— begin EXTRACTED INFORMATION —

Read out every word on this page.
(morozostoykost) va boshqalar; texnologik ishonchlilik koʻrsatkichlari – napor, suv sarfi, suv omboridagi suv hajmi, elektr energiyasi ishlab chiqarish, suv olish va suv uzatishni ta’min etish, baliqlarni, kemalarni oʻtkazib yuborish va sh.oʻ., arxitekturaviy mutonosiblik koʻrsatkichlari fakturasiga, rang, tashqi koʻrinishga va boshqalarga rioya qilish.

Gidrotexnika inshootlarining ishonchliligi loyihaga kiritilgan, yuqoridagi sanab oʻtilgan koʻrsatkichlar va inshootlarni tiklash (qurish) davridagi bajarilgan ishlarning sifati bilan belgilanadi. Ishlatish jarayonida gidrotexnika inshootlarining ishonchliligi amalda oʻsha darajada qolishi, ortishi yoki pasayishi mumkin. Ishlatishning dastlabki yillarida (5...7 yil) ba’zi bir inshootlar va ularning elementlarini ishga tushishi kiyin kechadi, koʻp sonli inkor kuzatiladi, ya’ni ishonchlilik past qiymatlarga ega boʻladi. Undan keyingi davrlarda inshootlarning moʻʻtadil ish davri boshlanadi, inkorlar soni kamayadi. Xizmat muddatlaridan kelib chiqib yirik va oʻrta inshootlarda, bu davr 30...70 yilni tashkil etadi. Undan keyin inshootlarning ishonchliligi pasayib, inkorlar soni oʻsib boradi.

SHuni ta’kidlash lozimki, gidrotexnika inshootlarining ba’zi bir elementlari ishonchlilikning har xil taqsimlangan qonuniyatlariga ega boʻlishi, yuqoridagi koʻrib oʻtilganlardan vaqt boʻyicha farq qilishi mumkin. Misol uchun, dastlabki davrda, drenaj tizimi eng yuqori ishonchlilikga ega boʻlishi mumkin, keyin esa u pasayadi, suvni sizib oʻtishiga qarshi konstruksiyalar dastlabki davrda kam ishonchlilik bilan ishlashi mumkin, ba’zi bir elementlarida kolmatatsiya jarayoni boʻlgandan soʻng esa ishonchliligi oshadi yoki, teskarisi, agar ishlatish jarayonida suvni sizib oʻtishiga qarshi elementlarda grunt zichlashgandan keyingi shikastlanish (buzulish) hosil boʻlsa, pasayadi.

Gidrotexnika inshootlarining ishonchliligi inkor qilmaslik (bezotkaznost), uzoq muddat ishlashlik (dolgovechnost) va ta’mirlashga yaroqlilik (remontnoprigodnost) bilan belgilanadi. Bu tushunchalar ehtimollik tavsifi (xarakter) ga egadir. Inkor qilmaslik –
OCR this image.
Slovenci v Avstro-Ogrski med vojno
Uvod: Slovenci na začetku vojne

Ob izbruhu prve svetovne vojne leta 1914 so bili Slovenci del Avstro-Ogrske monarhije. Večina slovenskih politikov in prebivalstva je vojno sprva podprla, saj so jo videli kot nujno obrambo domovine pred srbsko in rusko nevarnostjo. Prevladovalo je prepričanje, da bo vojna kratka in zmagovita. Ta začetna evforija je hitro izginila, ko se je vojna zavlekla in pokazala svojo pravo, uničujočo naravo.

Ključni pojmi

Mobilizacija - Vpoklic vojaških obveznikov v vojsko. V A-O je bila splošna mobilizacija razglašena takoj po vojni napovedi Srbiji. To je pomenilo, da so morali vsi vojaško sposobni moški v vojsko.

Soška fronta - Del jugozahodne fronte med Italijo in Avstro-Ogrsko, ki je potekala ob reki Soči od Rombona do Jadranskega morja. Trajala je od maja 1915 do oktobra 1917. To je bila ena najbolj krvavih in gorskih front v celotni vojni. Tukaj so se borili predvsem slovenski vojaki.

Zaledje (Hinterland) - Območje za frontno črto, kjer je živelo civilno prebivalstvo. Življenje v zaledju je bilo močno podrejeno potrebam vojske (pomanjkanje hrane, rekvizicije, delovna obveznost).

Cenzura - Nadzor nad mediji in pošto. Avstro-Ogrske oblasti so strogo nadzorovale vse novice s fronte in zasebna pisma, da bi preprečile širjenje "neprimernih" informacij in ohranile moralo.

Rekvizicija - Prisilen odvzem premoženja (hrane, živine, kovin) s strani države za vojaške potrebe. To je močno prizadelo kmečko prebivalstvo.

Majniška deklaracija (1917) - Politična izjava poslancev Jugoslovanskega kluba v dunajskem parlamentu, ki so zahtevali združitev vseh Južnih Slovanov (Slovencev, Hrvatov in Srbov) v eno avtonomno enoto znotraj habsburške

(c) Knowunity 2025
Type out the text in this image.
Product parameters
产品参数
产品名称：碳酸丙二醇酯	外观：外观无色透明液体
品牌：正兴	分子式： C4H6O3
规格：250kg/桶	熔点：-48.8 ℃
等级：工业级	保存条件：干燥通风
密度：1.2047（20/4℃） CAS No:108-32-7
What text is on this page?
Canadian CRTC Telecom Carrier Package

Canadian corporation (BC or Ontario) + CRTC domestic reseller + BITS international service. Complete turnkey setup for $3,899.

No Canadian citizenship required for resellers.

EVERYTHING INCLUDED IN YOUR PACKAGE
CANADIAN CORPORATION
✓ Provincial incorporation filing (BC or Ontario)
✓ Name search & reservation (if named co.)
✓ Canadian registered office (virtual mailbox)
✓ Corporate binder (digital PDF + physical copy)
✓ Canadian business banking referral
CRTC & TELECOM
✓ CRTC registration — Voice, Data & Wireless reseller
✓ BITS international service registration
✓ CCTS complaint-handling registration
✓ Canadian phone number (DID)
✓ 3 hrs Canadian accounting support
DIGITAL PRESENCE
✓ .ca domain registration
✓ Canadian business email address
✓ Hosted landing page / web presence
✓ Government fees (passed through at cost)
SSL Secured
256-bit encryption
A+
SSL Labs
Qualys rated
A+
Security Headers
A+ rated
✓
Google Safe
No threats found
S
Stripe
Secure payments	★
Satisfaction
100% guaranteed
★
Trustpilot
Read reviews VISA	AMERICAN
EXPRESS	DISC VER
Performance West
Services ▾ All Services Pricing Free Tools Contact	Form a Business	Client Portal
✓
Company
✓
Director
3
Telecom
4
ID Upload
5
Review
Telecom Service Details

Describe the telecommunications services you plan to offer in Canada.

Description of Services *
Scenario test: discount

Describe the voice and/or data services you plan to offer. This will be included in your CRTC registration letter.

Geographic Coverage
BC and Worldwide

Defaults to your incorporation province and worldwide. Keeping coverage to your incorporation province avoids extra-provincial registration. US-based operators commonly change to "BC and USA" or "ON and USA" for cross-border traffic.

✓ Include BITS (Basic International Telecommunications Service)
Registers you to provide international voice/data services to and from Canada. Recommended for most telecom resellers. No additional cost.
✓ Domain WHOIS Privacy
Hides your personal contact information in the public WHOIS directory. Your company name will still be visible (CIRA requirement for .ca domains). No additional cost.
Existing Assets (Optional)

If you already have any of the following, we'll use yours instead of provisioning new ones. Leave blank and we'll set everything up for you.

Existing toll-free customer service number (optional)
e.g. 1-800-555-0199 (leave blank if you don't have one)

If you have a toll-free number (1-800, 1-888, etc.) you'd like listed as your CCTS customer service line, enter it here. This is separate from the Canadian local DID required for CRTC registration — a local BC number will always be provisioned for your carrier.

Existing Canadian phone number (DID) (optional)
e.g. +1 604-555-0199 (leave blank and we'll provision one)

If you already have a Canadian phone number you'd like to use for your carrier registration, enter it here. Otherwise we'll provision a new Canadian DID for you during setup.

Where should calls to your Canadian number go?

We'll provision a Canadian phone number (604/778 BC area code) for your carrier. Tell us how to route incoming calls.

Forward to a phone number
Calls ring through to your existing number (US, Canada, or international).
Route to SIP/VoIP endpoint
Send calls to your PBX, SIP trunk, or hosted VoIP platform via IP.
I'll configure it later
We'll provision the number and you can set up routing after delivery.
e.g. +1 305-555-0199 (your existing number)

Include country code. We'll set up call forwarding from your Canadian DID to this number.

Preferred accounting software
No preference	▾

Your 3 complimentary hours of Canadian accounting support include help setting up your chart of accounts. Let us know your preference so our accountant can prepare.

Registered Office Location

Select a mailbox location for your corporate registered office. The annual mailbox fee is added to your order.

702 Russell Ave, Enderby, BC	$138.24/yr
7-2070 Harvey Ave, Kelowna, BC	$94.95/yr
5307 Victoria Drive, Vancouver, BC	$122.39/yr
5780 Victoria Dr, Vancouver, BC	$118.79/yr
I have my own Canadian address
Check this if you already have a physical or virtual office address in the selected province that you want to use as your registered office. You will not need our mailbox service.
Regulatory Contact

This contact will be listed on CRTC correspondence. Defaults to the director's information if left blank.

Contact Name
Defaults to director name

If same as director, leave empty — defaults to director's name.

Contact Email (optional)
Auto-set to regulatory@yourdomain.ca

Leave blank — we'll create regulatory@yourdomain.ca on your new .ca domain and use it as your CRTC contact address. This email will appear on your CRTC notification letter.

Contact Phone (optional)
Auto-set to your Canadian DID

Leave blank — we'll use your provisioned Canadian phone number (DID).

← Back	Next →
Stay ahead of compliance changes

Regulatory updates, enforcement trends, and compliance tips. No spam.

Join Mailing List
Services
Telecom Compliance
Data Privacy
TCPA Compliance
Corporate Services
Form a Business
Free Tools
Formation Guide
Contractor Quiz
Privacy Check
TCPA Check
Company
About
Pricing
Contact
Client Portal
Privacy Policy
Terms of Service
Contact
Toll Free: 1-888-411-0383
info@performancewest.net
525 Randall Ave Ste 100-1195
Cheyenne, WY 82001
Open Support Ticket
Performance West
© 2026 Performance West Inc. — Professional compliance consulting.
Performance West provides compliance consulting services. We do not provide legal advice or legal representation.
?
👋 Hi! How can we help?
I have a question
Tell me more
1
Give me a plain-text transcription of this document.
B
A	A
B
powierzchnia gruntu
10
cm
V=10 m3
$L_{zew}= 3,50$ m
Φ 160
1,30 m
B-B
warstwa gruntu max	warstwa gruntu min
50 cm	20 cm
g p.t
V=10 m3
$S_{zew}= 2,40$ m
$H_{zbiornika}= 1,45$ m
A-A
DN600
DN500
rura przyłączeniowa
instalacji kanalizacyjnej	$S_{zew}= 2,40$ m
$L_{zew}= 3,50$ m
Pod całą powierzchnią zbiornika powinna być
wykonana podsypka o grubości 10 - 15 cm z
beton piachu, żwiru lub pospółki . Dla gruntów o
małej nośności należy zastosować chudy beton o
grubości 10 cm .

— end EXTRACTED INFORMATION —

**DIRECTION**
Select all lines in the listing above where the word "vojno" appears, and show them.

**EXERCISE SOLUTION**
Slovenci v Avstro-Ogrski med vojno
Ob izbruhu prve svetovne vojne leta 1914 so bili Slovenci del Avstro-Ogrske monarhije. Večina slovenskih politikov in prebivalstva je vojno sprva podprla, saj so jo videli kot nujno obrambo domovine pred srbsko in rusko nevarnostjo. Prevladovalo je prepričanje, da bo vojna kratka in zmagovita. Ta začetna evforija je hitro izginila, ko se je vojna zavlekla in pokazala svojo pravo, uničujočo naravo.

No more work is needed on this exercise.